* _FRAGMENTO DEL DOCUMENTO_
※
En ciertas ocasiones los historiadores analizamos eventos que sintetizan el horror que generamos los seres humanos para dañar o destruir al prójimo. Mi primer encuentro con la crueldad indiscriminada ocurrió hace más de tres décadas cuando estudié la rebelión de Huancané, liderada por Juan Bustamante. Un movimiento contra la explotación y la injusticia que culminó en la Ley del Terror (1867) dictaminada por el gobierno de turno para castigar, mediante torturas, deportaciones masivas e incluso ejecuciones sumarias, a las comunidades sur andinas. Otro episodio fue el ajusticiamiento público de los hermanos Gutiérrez, acorralados por una turba indignada ante el asesinato del presidente Balta en 1872. La incineración de sus restos mortales en la Plaza de Armas de Lima muestra los límites de una sociedad forjada en la violencia extrema.
En la Guerra del Pacífico cada batalla fue un acto de crueldad sin límites. Respecto a las trágicas jornadas vividas en San Juan y Miraflores vienen a mi memoria las decenas de mujeres buscando los cadáveres de hijos, hermanos o maridos para darles cristiana sepultura. Más recientemente la masacre en la hacienda de Lo Cañas (1891), donde decenas de jóvenes santiaguinos fueron “cazados”, torturados y luego ejecutados por los soldados de un batallón comandado por un veterano de la Guerra del Pacífico, confirman que esa violencia, que escarapela el cuerpo tan solo de leerla, es parte constitutiva de la naturaleza humana.
※
* _TAREA BREVE A_
Cambia "shape" por "figure" en las entradas que van desde la primera línea hasta la que contiene "mouse-mode-button[interactable] <box>757 59", ambas incluidas, y reproduce solo esas líneas sin ninguna otra modificación.

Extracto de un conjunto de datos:
※
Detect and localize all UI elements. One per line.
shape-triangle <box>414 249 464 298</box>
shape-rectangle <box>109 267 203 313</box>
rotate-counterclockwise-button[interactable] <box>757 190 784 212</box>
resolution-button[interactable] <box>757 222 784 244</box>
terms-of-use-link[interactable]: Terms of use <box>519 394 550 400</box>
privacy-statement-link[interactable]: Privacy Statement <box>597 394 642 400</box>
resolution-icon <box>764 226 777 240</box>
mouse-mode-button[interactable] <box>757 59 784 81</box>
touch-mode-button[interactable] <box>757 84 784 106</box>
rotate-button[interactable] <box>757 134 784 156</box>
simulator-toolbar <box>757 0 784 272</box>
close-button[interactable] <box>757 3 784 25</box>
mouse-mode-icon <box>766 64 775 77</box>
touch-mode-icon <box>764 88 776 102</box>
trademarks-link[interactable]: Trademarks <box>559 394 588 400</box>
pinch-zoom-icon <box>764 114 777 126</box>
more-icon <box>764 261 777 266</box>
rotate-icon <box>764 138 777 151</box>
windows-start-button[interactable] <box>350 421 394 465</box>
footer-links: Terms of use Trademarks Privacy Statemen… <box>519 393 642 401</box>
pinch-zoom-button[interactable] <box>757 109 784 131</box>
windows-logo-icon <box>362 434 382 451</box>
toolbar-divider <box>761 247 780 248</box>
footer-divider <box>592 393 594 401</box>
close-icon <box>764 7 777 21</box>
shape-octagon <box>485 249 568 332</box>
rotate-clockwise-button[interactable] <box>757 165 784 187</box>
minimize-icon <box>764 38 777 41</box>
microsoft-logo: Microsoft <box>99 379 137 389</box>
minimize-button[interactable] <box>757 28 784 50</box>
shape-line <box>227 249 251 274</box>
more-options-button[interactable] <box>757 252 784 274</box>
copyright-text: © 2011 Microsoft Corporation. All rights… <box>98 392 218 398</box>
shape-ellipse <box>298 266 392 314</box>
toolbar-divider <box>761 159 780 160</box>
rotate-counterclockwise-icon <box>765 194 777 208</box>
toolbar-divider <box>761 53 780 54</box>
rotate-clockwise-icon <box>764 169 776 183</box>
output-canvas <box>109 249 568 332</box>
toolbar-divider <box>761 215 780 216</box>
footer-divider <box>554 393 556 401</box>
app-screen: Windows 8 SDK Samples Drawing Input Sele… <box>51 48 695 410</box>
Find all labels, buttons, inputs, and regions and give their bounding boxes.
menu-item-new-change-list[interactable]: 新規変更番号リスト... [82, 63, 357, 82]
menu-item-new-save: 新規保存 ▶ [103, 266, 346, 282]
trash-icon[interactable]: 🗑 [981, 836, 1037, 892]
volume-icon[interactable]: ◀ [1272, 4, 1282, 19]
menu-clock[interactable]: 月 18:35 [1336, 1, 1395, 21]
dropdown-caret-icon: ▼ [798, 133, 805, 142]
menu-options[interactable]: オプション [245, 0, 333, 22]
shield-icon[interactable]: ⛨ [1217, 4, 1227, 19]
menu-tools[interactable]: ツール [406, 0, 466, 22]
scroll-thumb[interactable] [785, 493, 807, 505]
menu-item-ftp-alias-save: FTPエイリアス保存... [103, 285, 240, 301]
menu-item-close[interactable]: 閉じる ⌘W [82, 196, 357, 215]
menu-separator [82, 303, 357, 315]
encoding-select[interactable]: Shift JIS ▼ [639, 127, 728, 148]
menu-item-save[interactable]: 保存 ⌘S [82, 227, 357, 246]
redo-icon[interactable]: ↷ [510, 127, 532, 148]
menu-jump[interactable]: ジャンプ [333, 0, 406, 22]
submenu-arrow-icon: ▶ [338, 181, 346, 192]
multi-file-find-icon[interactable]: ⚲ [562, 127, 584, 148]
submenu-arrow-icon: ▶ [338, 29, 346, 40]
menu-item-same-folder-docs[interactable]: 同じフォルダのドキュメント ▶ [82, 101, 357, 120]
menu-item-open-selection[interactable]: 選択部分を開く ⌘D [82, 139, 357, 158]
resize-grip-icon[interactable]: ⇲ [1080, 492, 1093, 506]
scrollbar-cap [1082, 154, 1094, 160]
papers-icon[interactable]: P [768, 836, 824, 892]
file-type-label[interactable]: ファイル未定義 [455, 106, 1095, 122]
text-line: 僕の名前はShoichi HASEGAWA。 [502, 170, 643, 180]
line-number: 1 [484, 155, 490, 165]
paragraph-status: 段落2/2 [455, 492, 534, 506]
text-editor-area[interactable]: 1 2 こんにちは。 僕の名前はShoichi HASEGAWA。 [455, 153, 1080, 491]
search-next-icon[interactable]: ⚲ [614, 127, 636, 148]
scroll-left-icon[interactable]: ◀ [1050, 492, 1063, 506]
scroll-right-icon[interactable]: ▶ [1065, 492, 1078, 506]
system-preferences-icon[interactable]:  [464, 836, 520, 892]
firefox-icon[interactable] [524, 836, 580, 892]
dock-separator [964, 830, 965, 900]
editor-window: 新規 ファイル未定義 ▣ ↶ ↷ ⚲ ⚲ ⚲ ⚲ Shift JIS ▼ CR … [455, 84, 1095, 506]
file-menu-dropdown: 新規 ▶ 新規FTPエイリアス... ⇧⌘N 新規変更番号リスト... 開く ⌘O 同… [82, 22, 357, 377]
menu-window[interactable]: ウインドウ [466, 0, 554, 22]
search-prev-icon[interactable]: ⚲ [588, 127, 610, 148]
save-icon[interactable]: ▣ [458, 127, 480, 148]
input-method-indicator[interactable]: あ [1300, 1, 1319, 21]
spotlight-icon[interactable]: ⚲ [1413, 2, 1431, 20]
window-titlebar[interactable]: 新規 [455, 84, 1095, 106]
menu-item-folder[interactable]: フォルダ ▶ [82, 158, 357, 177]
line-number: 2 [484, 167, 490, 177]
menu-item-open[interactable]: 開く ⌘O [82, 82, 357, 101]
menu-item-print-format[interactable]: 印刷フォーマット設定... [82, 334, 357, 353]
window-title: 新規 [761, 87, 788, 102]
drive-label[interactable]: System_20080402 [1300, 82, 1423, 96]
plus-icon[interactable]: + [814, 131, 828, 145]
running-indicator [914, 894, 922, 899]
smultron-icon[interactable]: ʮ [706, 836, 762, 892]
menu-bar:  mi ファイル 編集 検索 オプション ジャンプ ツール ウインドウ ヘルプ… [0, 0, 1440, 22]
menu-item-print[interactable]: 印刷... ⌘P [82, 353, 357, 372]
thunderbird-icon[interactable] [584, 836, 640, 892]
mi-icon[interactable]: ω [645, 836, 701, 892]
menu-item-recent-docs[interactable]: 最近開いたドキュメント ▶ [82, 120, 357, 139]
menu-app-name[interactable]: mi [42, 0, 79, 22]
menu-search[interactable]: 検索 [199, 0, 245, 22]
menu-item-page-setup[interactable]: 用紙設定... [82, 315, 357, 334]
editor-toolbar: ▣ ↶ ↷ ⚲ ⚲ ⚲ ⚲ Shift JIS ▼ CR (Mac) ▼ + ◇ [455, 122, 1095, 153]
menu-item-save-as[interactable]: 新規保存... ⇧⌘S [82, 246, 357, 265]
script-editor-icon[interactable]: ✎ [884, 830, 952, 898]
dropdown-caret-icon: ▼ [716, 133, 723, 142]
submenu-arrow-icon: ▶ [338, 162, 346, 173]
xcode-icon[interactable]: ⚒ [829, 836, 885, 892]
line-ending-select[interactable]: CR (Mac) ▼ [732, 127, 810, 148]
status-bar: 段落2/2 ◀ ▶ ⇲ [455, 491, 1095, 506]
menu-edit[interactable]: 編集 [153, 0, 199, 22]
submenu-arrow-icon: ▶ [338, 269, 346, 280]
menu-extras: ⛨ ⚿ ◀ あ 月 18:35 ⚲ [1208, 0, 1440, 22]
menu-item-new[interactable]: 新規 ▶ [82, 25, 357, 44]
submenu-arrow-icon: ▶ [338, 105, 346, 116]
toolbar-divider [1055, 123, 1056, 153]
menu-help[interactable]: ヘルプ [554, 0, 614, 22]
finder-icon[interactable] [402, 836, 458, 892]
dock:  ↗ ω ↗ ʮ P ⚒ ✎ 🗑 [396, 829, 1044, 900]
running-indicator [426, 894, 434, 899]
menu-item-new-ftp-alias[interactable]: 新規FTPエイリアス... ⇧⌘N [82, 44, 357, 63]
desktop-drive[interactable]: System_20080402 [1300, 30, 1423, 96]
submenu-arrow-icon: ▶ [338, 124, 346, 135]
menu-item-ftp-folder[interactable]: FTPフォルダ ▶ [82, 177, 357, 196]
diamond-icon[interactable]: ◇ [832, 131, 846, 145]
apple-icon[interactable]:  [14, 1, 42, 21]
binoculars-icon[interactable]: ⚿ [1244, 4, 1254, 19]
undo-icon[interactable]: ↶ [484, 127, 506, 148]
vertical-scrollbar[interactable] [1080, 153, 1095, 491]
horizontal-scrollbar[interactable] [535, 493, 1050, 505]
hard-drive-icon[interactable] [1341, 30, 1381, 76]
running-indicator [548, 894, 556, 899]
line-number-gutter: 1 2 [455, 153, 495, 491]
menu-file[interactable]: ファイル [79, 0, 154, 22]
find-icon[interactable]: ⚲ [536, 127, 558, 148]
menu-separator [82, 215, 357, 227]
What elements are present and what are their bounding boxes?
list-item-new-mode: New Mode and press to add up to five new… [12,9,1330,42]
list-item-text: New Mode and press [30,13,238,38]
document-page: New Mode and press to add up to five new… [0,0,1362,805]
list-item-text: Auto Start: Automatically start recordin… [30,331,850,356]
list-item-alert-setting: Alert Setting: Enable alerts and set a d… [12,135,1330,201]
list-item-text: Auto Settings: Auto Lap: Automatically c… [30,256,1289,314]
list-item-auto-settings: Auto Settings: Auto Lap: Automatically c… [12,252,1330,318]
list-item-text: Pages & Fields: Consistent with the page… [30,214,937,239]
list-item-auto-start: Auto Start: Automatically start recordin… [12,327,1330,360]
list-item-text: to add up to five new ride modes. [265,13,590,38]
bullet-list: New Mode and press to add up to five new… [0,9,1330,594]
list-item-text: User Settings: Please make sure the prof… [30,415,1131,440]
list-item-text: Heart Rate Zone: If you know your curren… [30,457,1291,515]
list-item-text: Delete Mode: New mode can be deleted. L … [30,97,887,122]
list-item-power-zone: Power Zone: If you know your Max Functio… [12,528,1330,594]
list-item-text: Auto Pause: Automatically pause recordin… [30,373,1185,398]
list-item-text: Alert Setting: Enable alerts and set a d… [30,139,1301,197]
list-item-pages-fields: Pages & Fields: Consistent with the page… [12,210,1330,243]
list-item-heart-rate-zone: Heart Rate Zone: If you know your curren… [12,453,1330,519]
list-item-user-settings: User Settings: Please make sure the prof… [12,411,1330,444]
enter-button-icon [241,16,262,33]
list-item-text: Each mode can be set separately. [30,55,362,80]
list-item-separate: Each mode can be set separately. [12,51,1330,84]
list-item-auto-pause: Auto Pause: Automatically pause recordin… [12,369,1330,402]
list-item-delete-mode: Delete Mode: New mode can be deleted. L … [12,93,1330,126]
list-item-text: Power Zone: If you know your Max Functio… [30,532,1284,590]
※
* _TAREA BREVE B_
En el texto sobre la violencia en la historia, ¿quién lideró la rebelión de Huancané?

* _RESPUESTA DE TAREA A_
Detect and localize all UI elements. One per line.
figure-triangle <box>414 249 464 298</box>
figure-rectangle <box>109 267 203 313</box>
rotate-counterclockwise-button[interactable] <box>757 190 784 212</box>
resolution-button[interactable] <box>757 222 784 244</box>
terms-of-use-link[interactable]: Terms of use <box>519 394 550 400</box>
privacy-statement-link[interactable]: Privacy Statement <box>597 394 642 400</box>
resolution-icon <box>764 226 777 240</box>
mouse-mode-button[interactable] <box>757 59 784 81</box>

* _RESPUESTA DE TAREA B_
Juan Bustamante.